## Given data
____________________

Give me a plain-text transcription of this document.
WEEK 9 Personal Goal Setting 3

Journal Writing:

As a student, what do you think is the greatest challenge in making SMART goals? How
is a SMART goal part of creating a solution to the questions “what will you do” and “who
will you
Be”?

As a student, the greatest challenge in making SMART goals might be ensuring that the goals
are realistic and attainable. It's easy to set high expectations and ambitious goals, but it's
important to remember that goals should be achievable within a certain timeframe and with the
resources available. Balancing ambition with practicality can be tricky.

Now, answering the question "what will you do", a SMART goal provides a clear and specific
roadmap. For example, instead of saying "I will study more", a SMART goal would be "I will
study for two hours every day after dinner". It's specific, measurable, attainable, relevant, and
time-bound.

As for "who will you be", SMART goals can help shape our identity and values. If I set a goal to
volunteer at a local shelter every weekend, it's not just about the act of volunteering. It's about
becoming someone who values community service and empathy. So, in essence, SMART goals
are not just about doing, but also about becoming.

____________________

## What you have to do
Write out every line of the material again, exactly as it reads.

## Exercise result
Give me a plain-text transcription of this document.
WEEK 9 Personal Goal Setting 3

Journal Writing:

As a student, what do you think is the greatest challenge in making SMART goals? How
is a SMART goal part of creating a solution to the questions “what will you do” and “who
will you
Be”?

As a student, the greatest challenge in making SMART goals might be ensuring that the goals
are realistic and attainable. It's easy to set high expectations and ambitious goals, but it's
important to remember that goals should be achievable within a certain timeframe and with the
resources available. Balancing ambition with practicality can be tricky.

Now, answering the question "what will you do", a SMART goal provides a clear and specific
roadmap. For example, instead of saying "I will study more", a SMART goal would be "I will
study for two hours every day after dinner". It's specific, measurable, attainable, relevant, and
time-bound.

As for "who will you be", SMART goals can help shape our identity and values. If I set a goal to
volunteer at a local shelter every weekend, it's not just about the act of volunteering. It's about
becoming someone who values community service and empathy. So, in essence, SMART goals
are not just about doing, but also about becoming.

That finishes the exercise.